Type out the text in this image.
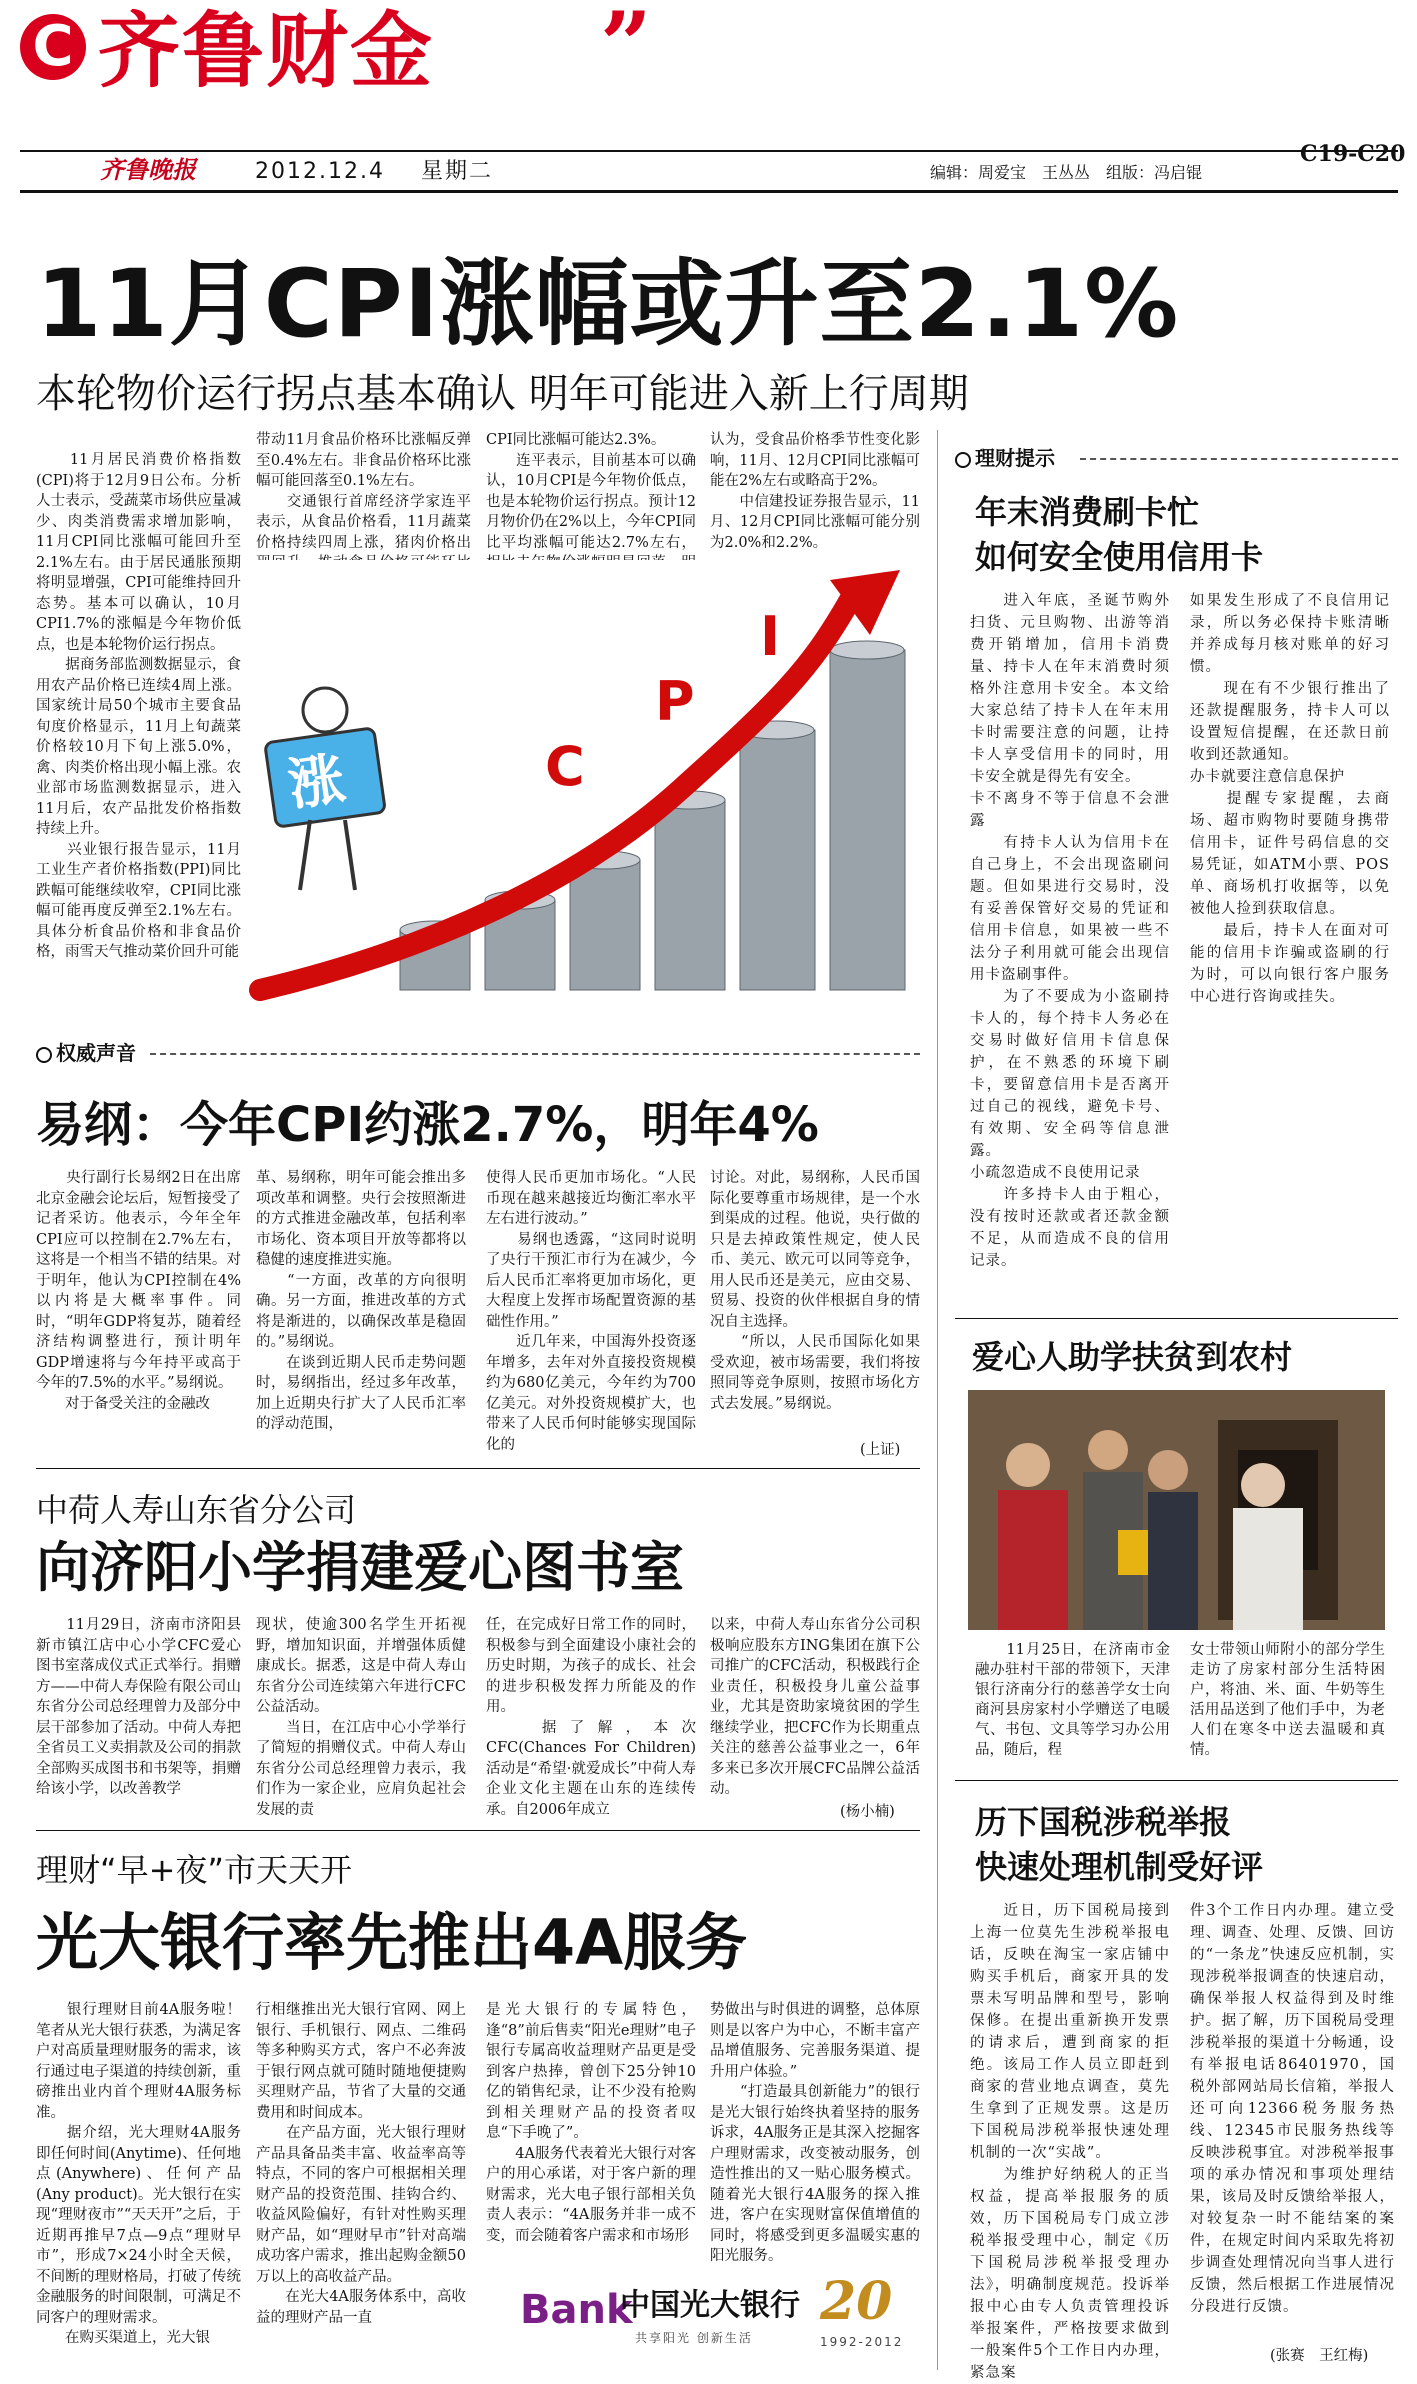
C 齐鲁财金 ”
齐鲁晚报	2012.12.4 星期二	编辑：周爱宝　王丛丛　组版：冯启锟
C19-C20
11月CPI涨幅或升至2.1%
本轮物价运行拐点基本确认 明年可能进入新上行周期
　　11月居民消费价格指数(CPI)将于12月9日公布。分析人士表示，受蔬菜市场供应量减少、肉类消费需求增加影响，11月CPI同比涨幅可能回升至2.1%左右。由于居民通胀预期将明显增强，CPI可能维持回升态势。基本可以确认，10月CPI1.7%的涨幅是今年物价低点，也是本轮物价运行拐点。
　　据商务部监测数据显示，食用农产品价格已连续4周上涨。国家统计局50个城市主要食品旬度价格显示，11月上旬蔬菜价格较10月下旬上涨5.0%，禽、肉类价格出现小幅上涨。农业部市场监测数据显示，进入11月后，农产品批发价格指数持续上升。
　　兴业银行报告显示，11月工业生产者价格指数(PPI)同比跌幅可能继续收窄，CPI同比涨幅可能再度反弹至2.1%左右。具体分析食品价格和非食品价格，雨雪天气推动菜价回升可能
带动11月食品价格环比涨幅反弹至0.4%左右。非食品价格环比涨幅可能回落至0.1%左右。
　　交通银行首席经济学家连平表示，从食品价格看，11月蔬菜价格持续四周上涨，猪肉价格出
CPI同比涨幅可能达2.3%。
　　连平表示，目前基本可以确认，10月CPI是今年物价低点，也是本轮物价运行拐点。预计12月物价仍在2%以上，今年CPI同比平均涨幅可能达2.7%左右，

认为，受食品价格季节性变化影响，11月、12月CPI同比涨幅可能在2%左右或略高于2%。
　　中信建投证券报告显示，11月、12月CPI同比涨幅可能分别为2.0%和2.2%。
涨	C
P
I
权威声音
易纲：今年CPI约涨2.7%，明年4%
　　央行副行长易纲2日在出席北京金融会论坛后，短暂接受了记者采访。他表示，今年全年CPI应可以控制在2.7%左右，这将是一个相当不错的结果。对于明年，他认为CPI控制在4%以内将是大概率事件。同时，“明年GDP将复苏，随着经济结构调整进行，预计明年GDP增速将与今年持平或高于今年的7.5%的水平。”易纲说。
　　对于备受关注的金融改
革、易纲称，明年可能会推出多项改革和调整。央行会按照渐进的方式推进金融改革，包括利率市场化、资本项目开放等都将以稳健的速度推进实施。
　　“一方面，改革的方向很明确。另一方面，推进改革的方式将是渐进的，以确保改革是稳固的。”易纲说。
　　在谈到近期人民币走势问题时，易纲指出，经过多年改革，加上近期央行扩大了人民币汇率的浮动范围，
使得人民币更加市场化。“人民币现在越来越接近均衡汇率水平左右进行波动。”
　　易纲也透露，“这同时说明了央行干预汇市行为在减少，今后人民币汇率将更加市场化，更大程度上发挥市场配置资源的基础性作用。”
　　近几年来，中国海外投资逐年增多，去年对外直接投资规模约为680亿美元，今年约为700亿美元。对外投资规模扩大，也带来了人民币何时能够实现国际化的
讨论。对此，易纲称，人民币国际化要尊重市场规律，是一个水到渠成的过程。他说，央行做的只是去掉政策性规定，使人民币、美元、欧元可以同等竞争，用人民币还是美元，应由交易、贸易、投资的伙伴根据自身的情况自主选择。
　　“所以，人民币国际化如果受欢迎，被市场需要，我们将按照同等竞争原则，按照市场化方式去发展。”易纲说。
(上证)
中荷人寿山东省分公司
向济阳小学捐建爱心图书室
　　11月29日，济南市济阳县新市镇江店中心小学CFC爱心图书室落成仪式正式举行。捐赠方——中荷人寿保险有限公司山东省分公司总经理曾力及部分中层干部参加了活动。中荷人寿把全省员工义卖捐款及公司的捐款全部购买成图书和书架等，捐赠给该小学，以改善教学
现状，使逾300名学生开拓视野，增加知识面，并增强体质健康成长。据悉，这是中荷人寿山东省分公司连续第六年进行CFC公益活动。
　　当日，在江店中心小学举行了简短的捐赠仪式。中荷人寿山东省分公司总经理曾力表示，我们作为一家企业，应肩负起社会发展的责
任，在完成好日常工作的同时，积极参与到全面建设小康社会的历史时期，为孩子的成长、社会的进步积极发挥力所能及的作用。
　　据了解，本次CFC(Chances For Children)活动是“希望·就爱成长”中荷人寿企业文化主题在山东的连续传承。自2006年成立
以来，中荷人寿山东省分公司积极响应股东方ING集团在旗下公司推广的CFC活动，积极践行企业责任，积极投身儿童公益事业，尤其是资助家境贫困的学生继续学业，把CFC作为长期重点关注的慈善公益事业之一，6年多来已多次开展CFC品牌公益活动。
(杨小楠)
理财“早+夜”市天天开
光大银行率先推出4A服务
　　银行理财目前4A服务啦！笔者从光大银行获悉，为满足客户对高质量理财服务的需求，该行通过电子渠道的持续创新，重磅推出业内首个理财4A服务标准。
　　据介绍，光大理财4A服务即任何时间(Anytime)、任何地点(Anywhere)、任何产品(Any product)。光大银行在实现“理财夜市”“天天开”之后，于近期再推早7点—9点“理财早市”，形成7×24小时全天候，不间断的理财格局，打破了传统金融服务的时间限制，可满足不同客户的理财需求。
　　在购买渠道上，光大银
行相继推出光大银行官网、网上银行、手机银行、网点、二维码等多种购买方式，客户不必奔波于银行网点就可随时随地便捷购买理财产品，节省了大量的交通费用和时间成本。
　　在产品方面，光大银行理财产品具备品类丰富、收益率高等特点，不同的客户可根据相关理财产品的投资范围、挂钩合约、收益风险偏好，有针对性购买理财产品，如“理财早市”针对高端成功客户需求，推出起购金额50万以上的高收益产品。
　　在光大4A服务体系中，高收益的理财产品一直
是光大银行的专属特色，逢“8”前后售卖“阳光e理财”电子银行专属高收益理财产品更是受到客户热捧，曾创下25分钟10亿的销售纪录，让不少没有抢购到相关理财产品的投资者叹息“下手晚了”。
　　4A服务代表着光大银行对客户的用心承诺，对于客户新的理财需求，光大电子银行部相关负责人表示：“4A服务并非一成不变，而会随着客户需求和市场形
势做出与时俱进的调整，总体原则是以客户为中心，不断丰富产品增值服务、完善服务渠道、提升用户体验。”
　　“打造最具创新能力”的银行是光大银行始终执着坚持的服务诉求，4A服务正是其深入挖掘客户理财需求，改变被动服务，创造性推出的又一贴心服务模式。随着光大银行4A服务的探入推进，客户在实现财富保值增值的同时，将感受到更多温暖实惠的阳光服务。
Bank
中国光大银行
共享阳光 创新生活
20
1992-2012
理财提示
年末消费刷卡忙
如何安全使用信用卡
　　进入年底，圣诞节购外扫货、元旦购物、出游等消费开销增加，信用卡消费量、持卡人在年末消费时须格外注意用卡安全。本文给大家总结了持卡人在年末用卡时需要注意的问题，让持卡人享受信用卡的同时，用卡安全就是得先有安全。
卡不离身不等于信息不会泄露
　　有持卡人认为信用卡在自己身上，不会出现盗刷问题。但如果进行交易时，没有妥善保管好交易的凭证和信用卡信息，如果被一些不法分子利用就可能会出现信用卡盗刷事件。
　　为了不要成为小盗刷持卡人的，每个持卡人务必在交易时做好信用卡信息保护，在不熟悉的环境下刷卡，要留意信用卡是否离开过自己的视线，避免卡号、有效期、安全码等信息泄露。
小疏忽造成不良使用记录
　　许多持卡人由于粗心，没有按时还款或者还款金额不足，从而造成不良的信用记录。
如果发生形成了不良信用记录，所以务必保持卡账清晰并养成每月核对账单的好习惯。
　　现在有不少银行推出了还款提醒服务，持卡人可以设置短信提醒，在还款日前收到还款通知。
办卡就要注意信息保护
　　提醒专家提醒，去商场、超市购物时要随身携带信用卡，证件号码信息的交易凭证，如ATM小票、POS单、商场机打收据等，以免被他人捡到获取信息。
　　最后，持卡人在面对可能的信用卡诈骗或盗刷的行为时，可以向银行客户服务中心进行咨询或挂失。
爱心人助学扶贫到农村
　　11月25日，在济南市金融办驻村干部的带领下，天津银行济南分行的慈善学女士向商河县房家村小学赠送了电暖气、书包、文具等学习办公用品，随后，程
女士带领山师附小的部分学生走访了房家村部分生活特困户，将油、米、面、牛奶等生活用品送到了他们手中，为老人们在寒冬中送去温暖和真情。
历下国税涉税举报
快速处理机制受好评
　　近日，历下国税局接到上海一位莫先生涉税举报电话，反映在淘宝一家店铺中购买手机后，商家开具的发票未写明品牌和型号，影响保修。在提出重新换开发票的请求后，遭到商家的拒绝。该局工作人员立即赶到商家的营业地点调查，莫先生拿到了正规发票。这是历下国税局涉税举报快速处理机制的一次“实战”。
　　为维护好纳税人的正当权益，提高举报服务的质效，历下国税局专门成立涉税举报受理中心，制定《历下国税局涉税举报受理办法》，明确制度规范。投诉举报中心由专人负责管理投诉举报案件，严格按要求做到一般案件5个工作日内办理，紧急案
件3个工作日内办理。建立受理、调查、处理、反馈、回访的“一条龙”快速反应机制，实现涉税举报调查的快速启动，确保举报人权益得到及时维护。据了解，历下国税局受理涉税举报的渠道十分畅通，设有举报电话86401970，国税外部网站局长信箱，举报人还可向12366税务服务热线、12345市民服务热线等反映涉税事宜。对涉税举报事项的承办情况和事项处理结果，该局及时反馈给举报人，对较复杂一时不能结案的案件，在规定时间内采取先将初步调查处理情况向当事人进行反馈，然后根据工作进展情况分段进行反馈。
(张赛　王红梅)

- [Problem description]: Filter the data, keeping only the lines that contain "也是本轮物价运行拐点".

- [The completed task]:
　　11月居民消费价格指数(CPI)将于12月9日公布。分析人士表示，受蔬菜市场供应量减少、肉类消费需求增加影响，11月CPI同比涨幅可能回升至2.1%左右。由于居民通胀预期将明显增强，CPI可能维持回升态势。基本可以确认，10月CPI1.7%的涨幅是今年物价低点，也是本轮物价运行拐点。
　　连平表示，目前基本可以确认，10月CPI是今年物价低点，也是本轮物价运行拐点。预计12月物价仍在2%以上，今年CPI同比平均涨幅可能达2.7%左右，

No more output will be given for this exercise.